# WHAT TO PRODUCE
Set down the material below word for word, excluding the pictures.

====

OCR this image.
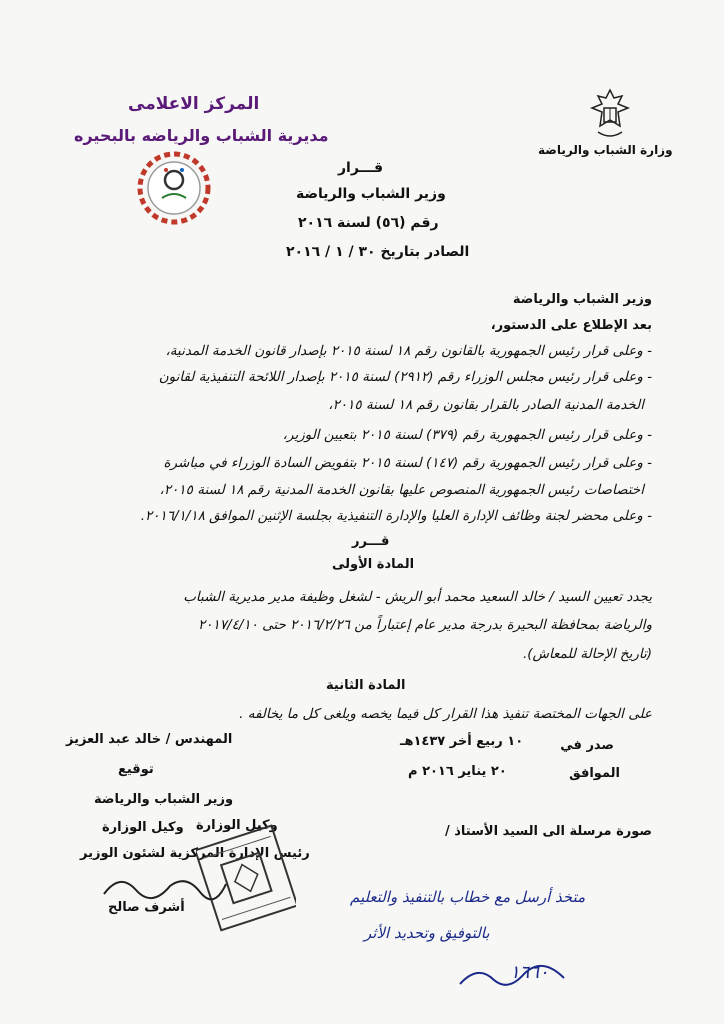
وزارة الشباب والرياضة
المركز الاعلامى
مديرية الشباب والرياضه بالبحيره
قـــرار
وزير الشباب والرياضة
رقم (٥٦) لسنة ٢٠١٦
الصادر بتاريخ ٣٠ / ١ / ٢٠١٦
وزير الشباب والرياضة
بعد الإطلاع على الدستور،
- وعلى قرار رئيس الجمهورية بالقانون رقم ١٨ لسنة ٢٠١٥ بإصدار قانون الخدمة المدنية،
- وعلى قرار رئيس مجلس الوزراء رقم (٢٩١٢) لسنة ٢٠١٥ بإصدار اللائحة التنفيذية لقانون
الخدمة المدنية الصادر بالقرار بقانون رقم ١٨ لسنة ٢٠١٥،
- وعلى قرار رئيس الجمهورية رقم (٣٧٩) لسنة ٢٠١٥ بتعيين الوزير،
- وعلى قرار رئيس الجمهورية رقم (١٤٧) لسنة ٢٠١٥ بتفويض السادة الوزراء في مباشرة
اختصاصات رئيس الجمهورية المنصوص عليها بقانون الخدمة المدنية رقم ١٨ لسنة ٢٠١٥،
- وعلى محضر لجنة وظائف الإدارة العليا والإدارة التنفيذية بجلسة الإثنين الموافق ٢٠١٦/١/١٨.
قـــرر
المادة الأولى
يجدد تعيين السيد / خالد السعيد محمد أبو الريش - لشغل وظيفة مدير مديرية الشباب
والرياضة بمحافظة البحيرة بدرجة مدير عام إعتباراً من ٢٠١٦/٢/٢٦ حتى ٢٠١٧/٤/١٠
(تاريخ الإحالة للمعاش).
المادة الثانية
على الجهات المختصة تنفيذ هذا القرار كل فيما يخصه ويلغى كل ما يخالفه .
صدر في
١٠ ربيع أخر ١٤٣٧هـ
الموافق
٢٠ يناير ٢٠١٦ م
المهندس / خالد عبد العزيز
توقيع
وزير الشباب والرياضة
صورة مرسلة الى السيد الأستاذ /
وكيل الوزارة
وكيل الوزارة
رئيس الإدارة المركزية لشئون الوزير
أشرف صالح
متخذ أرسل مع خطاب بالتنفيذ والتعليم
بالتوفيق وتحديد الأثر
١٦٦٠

====

# OUTPUT OF THE EXERCISE
OCR this image.
وزارة الشباب والرياضة
المركز الاعلامى
مديرية الشباب والرياضه بالبحيره
قـــرار
وزير الشباب والرياضة
رقم (٥٦) لسنة ٢٠١٦
الصادر بتاريخ ٣٠ / ١ / ٢٠١٦
وزير الشباب والرياضة
بعد الإطلاع على الدستور،
- وعلى قرار رئيس الجمهورية بالقانون رقم ١٨ لسنة ٢٠١٥ بإصدار قانون الخدمة المدنية،
- وعلى قرار رئيس مجلس الوزراء رقم (٢٩١٢) لسنة ٢٠١٥ بإصدار اللائحة التنفيذية لقانون
الخدمة المدنية الصادر بالقرار بقانون رقم ١٨ لسنة ٢٠١٥،
- وعلى قرار رئيس الجمهورية رقم (٣٧٩) لسنة ٢٠١٥ بتعيين الوزير،
- وعلى قرار رئيس الجمهورية رقم (١٤٧) لسنة ٢٠١٥ بتفويض السادة الوزراء في مباشرة
اختصاصات رئيس الجمهورية المنصوص عليها بقانون الخدمة المدنية رقم ١٨ لسنة ٢٠١٥،
- وعلى محضر لجنة وظائف الإدارة العليا والإدارة التنفيذية بجلسة الإثنين الموافق ٢٠١٦/١/١٨.
قـــرر
المادة الأولى
يجدد تعيين السيد / خالد السعيد محمد أبو الريش - لشغل وظيفة مدير مديرية الشباب
والرياضة بمحافظة البحيرة بدرجة مدير عام إعتباراً من ٢٠١٦/٢/٢٦ حتى ٢٠١٧/٤/١٠
(تاريخ الإحالة للمعاش).
المادة الثانية
على الجهات المختصة تنفيذ هذا القرار كل فيما يخصه ويلغى كل ما يخالفه .
صدر في
١٠ ربيع أخر ١٤٣٧هـ
الموافق
٢٠ يناير ٢٠١٦ م
المهندس / خالد عبد العزيز
توقيع
وزير الشباب والرياضة
صورة مرسلة الى السيد الأستاذ /
وكيل الوزارة
وكيل الوزارة
رئيس الإدارة المركزية لشئون الوزير
أشرف صالح
متخذ أرسل مع خطاب بالتنفيذ والتعليم
بالتوفيق وتحديد الأثر
١٦٦٠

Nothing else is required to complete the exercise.